▶ [Aim of the task]: Show every line of the records below that contains the word "JSON".

════════════════════

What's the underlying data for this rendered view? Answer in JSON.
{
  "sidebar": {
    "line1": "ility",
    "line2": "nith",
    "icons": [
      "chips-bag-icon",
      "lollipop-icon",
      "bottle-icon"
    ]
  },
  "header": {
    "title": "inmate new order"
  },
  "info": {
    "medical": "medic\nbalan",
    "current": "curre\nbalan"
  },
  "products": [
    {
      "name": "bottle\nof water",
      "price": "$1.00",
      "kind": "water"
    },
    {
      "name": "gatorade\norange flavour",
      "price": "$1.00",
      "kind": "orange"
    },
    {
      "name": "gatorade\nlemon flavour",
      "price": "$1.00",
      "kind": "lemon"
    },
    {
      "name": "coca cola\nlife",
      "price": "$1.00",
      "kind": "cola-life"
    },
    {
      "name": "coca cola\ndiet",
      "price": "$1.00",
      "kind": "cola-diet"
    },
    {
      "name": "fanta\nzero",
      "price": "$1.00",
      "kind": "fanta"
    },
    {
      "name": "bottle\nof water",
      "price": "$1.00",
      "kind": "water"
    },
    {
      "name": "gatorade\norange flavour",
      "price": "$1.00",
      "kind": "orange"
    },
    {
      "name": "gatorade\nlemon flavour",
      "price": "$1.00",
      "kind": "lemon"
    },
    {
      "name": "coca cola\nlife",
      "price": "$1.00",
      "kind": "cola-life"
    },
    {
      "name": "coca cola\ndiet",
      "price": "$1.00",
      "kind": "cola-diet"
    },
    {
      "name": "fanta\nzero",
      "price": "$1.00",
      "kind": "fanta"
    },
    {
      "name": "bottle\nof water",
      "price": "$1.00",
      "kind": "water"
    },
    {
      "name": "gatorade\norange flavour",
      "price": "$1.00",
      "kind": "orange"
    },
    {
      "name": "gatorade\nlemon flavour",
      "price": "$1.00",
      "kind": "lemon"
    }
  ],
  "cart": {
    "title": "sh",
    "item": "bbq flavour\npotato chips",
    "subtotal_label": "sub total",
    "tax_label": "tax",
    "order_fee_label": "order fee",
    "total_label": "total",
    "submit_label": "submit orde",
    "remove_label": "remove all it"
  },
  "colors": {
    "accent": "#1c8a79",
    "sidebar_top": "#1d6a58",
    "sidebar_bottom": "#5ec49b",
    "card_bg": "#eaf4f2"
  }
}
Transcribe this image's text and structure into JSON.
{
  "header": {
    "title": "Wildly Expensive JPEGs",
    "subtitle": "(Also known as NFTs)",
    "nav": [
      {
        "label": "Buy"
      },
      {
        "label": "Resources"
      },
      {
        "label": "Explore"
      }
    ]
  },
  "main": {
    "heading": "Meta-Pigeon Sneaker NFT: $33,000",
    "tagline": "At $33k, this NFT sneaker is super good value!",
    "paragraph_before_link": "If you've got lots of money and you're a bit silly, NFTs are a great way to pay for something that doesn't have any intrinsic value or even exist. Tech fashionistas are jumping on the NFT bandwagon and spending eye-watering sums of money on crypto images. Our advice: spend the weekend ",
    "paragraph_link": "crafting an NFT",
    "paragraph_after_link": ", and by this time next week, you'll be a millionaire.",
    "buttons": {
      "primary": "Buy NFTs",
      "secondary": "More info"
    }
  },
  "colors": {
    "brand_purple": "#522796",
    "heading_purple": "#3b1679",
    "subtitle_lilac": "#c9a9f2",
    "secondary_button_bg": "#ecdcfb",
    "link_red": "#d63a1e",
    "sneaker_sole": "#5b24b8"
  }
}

════════════════════

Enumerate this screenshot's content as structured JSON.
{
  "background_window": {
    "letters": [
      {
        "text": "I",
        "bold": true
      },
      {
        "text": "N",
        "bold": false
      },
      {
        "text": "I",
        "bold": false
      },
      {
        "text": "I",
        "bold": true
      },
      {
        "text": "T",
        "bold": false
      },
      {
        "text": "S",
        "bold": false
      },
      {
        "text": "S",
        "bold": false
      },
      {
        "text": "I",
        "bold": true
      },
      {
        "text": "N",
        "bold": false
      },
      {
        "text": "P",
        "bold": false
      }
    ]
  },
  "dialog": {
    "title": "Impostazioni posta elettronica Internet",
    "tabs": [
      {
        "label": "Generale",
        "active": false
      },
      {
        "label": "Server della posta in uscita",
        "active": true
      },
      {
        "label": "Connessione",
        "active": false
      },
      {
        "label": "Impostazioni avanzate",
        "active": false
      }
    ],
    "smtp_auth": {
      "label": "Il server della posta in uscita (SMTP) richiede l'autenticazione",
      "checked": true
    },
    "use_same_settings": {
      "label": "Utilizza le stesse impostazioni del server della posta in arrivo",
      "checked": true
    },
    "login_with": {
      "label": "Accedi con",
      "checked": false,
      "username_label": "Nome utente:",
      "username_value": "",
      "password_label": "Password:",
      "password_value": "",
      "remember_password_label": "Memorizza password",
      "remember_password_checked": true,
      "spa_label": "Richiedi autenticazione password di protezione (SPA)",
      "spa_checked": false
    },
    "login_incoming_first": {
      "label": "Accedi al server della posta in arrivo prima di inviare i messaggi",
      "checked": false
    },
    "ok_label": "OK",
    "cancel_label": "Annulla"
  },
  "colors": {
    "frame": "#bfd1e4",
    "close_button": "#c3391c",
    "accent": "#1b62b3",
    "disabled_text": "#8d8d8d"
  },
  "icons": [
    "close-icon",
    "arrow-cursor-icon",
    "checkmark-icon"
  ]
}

════════════════════

▶ [Finished task]:
What's the underlying data for this rendered view? Answer in JSON.
Transcribe this image's text and structure into JSON.
Enumerate this screenshot's content as structured JSON.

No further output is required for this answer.